#### Problem details
From the entries that follow, extract each line holding the string "thừa".

# START OF Supplied material

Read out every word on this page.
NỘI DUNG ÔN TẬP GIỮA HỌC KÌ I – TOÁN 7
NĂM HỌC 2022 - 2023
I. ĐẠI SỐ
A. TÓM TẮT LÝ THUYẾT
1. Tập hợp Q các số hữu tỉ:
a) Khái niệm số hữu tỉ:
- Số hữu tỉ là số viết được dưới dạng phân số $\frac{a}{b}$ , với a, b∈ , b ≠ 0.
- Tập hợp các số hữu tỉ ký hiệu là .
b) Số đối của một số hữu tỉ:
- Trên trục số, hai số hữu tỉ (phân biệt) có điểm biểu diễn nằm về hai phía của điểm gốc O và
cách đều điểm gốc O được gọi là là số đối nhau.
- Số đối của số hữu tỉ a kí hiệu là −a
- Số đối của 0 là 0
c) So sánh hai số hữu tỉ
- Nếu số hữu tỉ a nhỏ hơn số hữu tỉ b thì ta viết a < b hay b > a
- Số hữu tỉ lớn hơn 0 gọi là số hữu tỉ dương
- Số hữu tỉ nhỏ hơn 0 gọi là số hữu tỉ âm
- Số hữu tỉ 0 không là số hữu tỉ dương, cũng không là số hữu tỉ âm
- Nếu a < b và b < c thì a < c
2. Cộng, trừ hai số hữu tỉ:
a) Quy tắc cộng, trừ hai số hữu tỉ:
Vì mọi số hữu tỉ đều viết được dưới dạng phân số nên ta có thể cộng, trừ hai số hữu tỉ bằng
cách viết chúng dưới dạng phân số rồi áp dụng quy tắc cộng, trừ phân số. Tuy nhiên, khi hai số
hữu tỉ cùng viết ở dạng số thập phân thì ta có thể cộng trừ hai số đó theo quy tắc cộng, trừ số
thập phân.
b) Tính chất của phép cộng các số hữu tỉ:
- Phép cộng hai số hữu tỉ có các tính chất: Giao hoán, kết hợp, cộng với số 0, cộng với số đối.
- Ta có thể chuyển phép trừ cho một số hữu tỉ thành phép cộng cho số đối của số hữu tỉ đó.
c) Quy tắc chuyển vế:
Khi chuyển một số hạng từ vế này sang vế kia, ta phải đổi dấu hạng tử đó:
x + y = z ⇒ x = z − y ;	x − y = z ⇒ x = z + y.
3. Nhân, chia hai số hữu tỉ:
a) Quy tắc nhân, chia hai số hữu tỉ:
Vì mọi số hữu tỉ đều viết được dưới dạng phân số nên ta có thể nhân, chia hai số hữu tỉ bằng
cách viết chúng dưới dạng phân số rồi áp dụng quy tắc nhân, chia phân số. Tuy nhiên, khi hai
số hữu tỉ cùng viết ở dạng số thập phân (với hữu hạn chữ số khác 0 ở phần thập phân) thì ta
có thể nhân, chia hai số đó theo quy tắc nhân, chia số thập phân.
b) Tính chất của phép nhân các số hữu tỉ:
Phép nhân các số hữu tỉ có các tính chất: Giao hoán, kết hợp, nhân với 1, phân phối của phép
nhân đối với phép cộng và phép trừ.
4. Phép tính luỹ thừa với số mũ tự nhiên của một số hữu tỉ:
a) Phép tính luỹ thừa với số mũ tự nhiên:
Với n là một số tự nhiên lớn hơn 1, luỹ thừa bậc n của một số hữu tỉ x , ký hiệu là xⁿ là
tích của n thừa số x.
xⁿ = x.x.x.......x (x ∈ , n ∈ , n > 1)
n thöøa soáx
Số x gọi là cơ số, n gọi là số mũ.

# END OF Supplied material

#### Result for this exercise
4. Phép tính luỹ thừa với số mũ tự nhiên của một số hữu tỉ:
a) Phép tính luỹ thừa với số mũ tự nhiên:
Với n là một số tự nhiên lớn hơn 1, luỹ thừa bậc n của một số hữu tỉ x , ký hiệu là xⁿ là
tích của n thừa số x.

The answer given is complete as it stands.